>> start DATA PROVIDED
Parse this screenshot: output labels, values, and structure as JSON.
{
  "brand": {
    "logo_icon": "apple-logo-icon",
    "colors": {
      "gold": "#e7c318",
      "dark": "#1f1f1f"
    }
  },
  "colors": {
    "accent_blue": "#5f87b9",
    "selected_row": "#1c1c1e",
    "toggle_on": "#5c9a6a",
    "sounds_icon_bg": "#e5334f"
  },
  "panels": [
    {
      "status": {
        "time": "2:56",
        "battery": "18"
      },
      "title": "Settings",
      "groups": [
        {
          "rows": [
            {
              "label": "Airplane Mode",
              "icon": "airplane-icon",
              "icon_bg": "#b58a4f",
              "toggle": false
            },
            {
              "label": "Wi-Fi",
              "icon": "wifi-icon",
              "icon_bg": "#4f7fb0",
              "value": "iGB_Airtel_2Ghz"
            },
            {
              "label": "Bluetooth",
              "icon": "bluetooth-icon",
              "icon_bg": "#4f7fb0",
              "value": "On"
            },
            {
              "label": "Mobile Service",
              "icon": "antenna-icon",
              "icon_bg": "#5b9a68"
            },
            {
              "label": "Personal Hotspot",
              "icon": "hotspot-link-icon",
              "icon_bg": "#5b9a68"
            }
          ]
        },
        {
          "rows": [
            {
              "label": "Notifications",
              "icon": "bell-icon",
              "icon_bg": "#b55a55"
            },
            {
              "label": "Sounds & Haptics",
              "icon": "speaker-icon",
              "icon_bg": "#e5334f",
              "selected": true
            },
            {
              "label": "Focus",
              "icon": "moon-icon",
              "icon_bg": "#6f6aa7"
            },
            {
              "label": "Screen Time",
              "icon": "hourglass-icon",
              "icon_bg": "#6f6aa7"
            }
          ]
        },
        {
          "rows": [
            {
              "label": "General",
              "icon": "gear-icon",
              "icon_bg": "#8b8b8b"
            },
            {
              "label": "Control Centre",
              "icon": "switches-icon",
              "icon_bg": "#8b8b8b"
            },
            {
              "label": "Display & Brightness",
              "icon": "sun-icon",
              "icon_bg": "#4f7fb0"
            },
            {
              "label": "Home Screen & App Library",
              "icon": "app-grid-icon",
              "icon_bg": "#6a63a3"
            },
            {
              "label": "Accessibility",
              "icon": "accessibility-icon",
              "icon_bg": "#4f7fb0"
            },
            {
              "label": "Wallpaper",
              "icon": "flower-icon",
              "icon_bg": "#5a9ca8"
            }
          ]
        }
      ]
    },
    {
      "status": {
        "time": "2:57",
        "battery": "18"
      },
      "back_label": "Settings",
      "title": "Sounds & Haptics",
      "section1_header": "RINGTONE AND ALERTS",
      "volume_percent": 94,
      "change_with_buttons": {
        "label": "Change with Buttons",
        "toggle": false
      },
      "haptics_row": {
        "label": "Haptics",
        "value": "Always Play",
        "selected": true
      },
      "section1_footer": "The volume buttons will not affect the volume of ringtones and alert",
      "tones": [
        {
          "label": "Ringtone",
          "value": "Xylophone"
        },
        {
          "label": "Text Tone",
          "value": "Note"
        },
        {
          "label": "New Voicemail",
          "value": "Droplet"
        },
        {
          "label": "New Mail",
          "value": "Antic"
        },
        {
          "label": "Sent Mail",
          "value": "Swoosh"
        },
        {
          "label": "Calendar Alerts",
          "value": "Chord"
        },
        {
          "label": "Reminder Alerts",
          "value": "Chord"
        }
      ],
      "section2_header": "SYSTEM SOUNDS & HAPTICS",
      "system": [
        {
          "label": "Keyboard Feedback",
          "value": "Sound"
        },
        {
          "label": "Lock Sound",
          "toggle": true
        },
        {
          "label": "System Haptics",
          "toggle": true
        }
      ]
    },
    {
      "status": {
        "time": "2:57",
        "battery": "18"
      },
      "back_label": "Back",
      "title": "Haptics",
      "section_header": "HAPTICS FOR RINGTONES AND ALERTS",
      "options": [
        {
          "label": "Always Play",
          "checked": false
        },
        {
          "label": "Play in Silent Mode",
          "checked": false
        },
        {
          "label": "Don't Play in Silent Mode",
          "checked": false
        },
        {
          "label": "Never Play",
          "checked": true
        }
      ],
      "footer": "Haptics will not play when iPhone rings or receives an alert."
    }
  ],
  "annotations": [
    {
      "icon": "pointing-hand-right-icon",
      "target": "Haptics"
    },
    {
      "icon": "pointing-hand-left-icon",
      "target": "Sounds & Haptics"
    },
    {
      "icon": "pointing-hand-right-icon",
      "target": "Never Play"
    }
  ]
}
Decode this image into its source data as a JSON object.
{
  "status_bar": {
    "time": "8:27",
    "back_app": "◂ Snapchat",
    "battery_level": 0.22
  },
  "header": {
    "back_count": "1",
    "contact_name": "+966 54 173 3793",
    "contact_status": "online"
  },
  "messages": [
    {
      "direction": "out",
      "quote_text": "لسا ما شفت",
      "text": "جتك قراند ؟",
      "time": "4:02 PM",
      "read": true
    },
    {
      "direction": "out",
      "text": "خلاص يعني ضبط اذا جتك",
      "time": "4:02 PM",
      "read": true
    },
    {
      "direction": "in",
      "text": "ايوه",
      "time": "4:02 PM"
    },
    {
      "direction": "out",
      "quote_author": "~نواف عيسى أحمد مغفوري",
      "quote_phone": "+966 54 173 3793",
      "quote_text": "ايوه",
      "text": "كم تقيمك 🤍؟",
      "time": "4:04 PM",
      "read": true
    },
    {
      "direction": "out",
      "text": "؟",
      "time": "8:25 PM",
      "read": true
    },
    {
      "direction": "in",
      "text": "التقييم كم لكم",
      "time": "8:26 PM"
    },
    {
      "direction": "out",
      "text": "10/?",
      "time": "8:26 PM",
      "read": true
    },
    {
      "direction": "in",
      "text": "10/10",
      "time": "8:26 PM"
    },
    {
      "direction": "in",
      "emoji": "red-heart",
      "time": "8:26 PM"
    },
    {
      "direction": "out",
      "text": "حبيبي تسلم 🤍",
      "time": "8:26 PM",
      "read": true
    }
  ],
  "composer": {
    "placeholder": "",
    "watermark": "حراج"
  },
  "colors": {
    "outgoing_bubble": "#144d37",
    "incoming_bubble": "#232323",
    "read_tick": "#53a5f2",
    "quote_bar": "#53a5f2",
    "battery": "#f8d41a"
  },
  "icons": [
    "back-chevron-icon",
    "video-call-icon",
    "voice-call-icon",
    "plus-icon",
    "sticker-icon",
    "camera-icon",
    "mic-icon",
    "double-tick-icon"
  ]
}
>> end DATA PROVIDED
Extract all the material, leaving every line as it is.

• [TASK RESULT]
Parse this screenshot: output labels, values, and structure as JSON.
{
  "brand": {
    "logo_icon": "apple-logo-icon",
    "colors": {
      "gold": "#e7c318",
      "dark": "#1f1f1f"
    }
  },
  "colors": {
    "accent_blue": "#5f87b9",
    "selected_row": "#1c1c1e",
    "toggle_on": "#5c9a6a",
    "sounds_icon_bg": "#e5334f"
  },
  "panels": [
    {
      "status": {
        "time": "2:56",
        "battery": "18"
      },
      "title": "Settings",
      "groups": [
        {
          "rows": [
            {
              "label": "Airplane Mode",
              "icon": "airplane-icon",
              "icon_bg": "#b58a4f",
              "toggle": false
            },
            {
              "label": "Wi-Fi",
              "icon": "wifi-icon",
              "icon_bg": "#4f7fb0",
              "value": "iGB_Airtel_2Ghz"
            },
            {
              "label": "Bluetooth",
              "icon": "bluetooth-icon",
              "icon_bg": "#4f7fb0",
              "value": "On"
            },
            {
              "label": "Mobile Service",
              "icon": "antenna-icon",
              "icon_bg": "#5b9a68"
            },
            {
              "label": "Personal Hotspot",
              "icon": "hotspot-link-icon",
              "icon_bg": "#5b9a68"
            }
          ]
        },
        {
          "rows": [
            {
              "label": "Notifications",
              "icon": "bell-icon",
              "icon_bg": "#b55a55"
            },
            {
              "label": "Sounds & Haptics",
              "icon": "speaker-icon",
              "icon_bg": "#e5334f",
              "selected": true
            },
            {
              "label": "Focus",
              "icon": "moon-icon",
              "icon_bg": "#6f6aa7"
            },
            {
              "label": "Screen Time",
              "icon": "hourglass-icon",
              "icon_bg": "#6f6aa7"
            }
          ]
        },
        {
          "rows": [
            {
              "label": "General",
              "icon": "gear-icon",
              "icon_bg": "#8b8b8b"
            },
            {
              "label": "Control Centre",
              "icon": "switches-icon",
              "icon_bg": "#8b8b8b"
            },
            {
              "label": "Display & Brightness",
              "icon": "sun-icon",
              "icon_bg": "#4f7fb0"
            },
            {
              "label": "Home Screen & App Library",
              "icon": "app-grid-icon",
              "icon_bg": "#6a63a3"
            },
            {
              "label": "Accessibility",
              "icon": "accessibility-icon",
              "icon_bg": "#4f7fb0"
            },
            {
              "label": "Wallpaper",
              "icon": "flower-icon",
              "icon_bg": "#5a9ca8"
            }
          ]
        }
      ]
    },
    {
      "status": {
        "time": "2:57",
        "battery": "18"
      },
      "back_label": "Settings",
      "title": "Sounds & Haptics",
      "section1_header": "RINGTONE AND ALERTS",
      "volume_percent": 94,
      "change_with_buttons": {
        "label": "Change with Buttons",
        "toggle": false
      },
      "haptics_row": {
        "label": "Haptics",
        "value": "Always Play",
        "selected": true
      },
      "section1_footer": "The volume buttons will not affect the volume of ringtones and alert",
      "tones": [
        {
          "label": "Ringtone",
          "value": "Xylophone"
        },
        {
          "label": "Text Tone",
          "value": "Note"
        },
        {
          "label": "New Voicemail",
          "value": "Droplet"
        },
        {
          "label": "New Mail",
          "value": "Antic"
        },
        {
          "label": "Sent Mail",
          "value": "Swoosh"
        },
        {
          "label": "Calendar Alerts",
          "value": "Chord"
        },
        {
          "label": "Reminder Alerts",
          "value": "Chord"
        }
      ],
      "section2_header": "SYSTEM SOUNDS & HAPTICS",
      "system": [
        {
          "label": "Keyboard Feedback",
          "value": "Sound"
        },
        {
          "label": "Lock Sound",
          "toggle": true
        },
        {
          "label": "System Haptics",
          "toggle": true
        }
      ]
    },
    {
      "status": {
        "time": "2:57",
        "battery": "18"
      },
      "back_label": "Back",
      "title": "Haptics",
      "section_header": "HAPTICS FOR RINGTONES AND ALERTS",
      "options": [
        {
          "label": "Always Play",
          "checked": false
        },
        {
          "label": "Play in Silent Mode",
          "checked": false
        },
        {
          "label": "Don't Play in Silent Mode",
          "checked": false
        },
        {
          "label": "Never Play",
          "checked": true
        }
      ],
      "footer": "Haptics will not play when iPhone rings or receives an alert."
    }
  ],
  "annotations": [
    {
      "icon": "pointing-hand-right-icon",
      "target": "Haptics"
    },
    {
      "icon": "pointing-hand-left-icon",
      "target": "Sounds & Haptics"
    },
    {
      "icon": "pointing-hand-right-icon",
      "target": "Never Play"
    }
  ]
}
Decode this image into its source data as a JSON object.
{
  "status_bar": {
    "time": "8:27",
    "back_app": "◂ Snapchat",
    "battery_level": 0.22
  },
  "header": {
    "back_count": "1",
    "contact_name": "+966 54 173 3793",
    "contact_status": "online"
  },
  "messages": [
    {
      "direction": "out",
      "quote_text": "لسا ما شفت",
      "text": "جتك قراند ؟",
      "time": "4:02 PM",
      "read": true
    },
    {
      "direction": "out",
      "text": "خلاص يعني ضبط اذا جتك",
      "time": "4:02 PM",
      "read": true
    },
    {
      "direction": "in",
      "text": "ايوه",
      "time": "4:02 PM"
    },
    {
      "direction": "out",
      "quote_author": "~نواف عيسى أحمد مغفوري",
      "quote_phone": "+966 54 173 3793",
      "quote_text": "ايوه",
      "text": "كم تقيمك 🤍؟",
      "time": "4:04 PM",
      "read": true
    },
    {
      "direction": "out",
      "text": "؟",
      "time": "8:25 PM",
      "read": true
    },
    {
      "direction": "in",
      "text": "التقييم كم لكم",
      "time": "8:26 PM"
    },
    {
      "direction": "out",
      "text": "10/?",
      "time": "8:26 PM",
      "read": true
    },
    {
      "direction": "in",
      "text": "10/10",
      "time": "8:26 PM"
    },
    {
      "direction": "in",
      "emoji": "red-heart",
      "time": "8:26 PM"
    },
    {
      "direction": "out",
      "text": "حبيبي تسلم 🤍",
      "time": "8:26 PM",
      "read": true
    }
  ],
  "composer": {
    "placeholder": "",
    "watermark": "حراج"
  },
  "colors": {
    "outgoing_bubble": "#144d37",
    "incoming_bubble": "#232323",
    "read_tick": "#53a5f2",
    "quote_bar": "#53a5f2",
    "battery": "#f8d41a"
  },
  "icons": [
    "back-chevron-icon",
    "video-call-icon",
    "voice-call-icon",
    "plus-icon",
    "sticker-icon",
    "camera-icon",
    "mic-icon",
    "double-tick-icon"
  ]
}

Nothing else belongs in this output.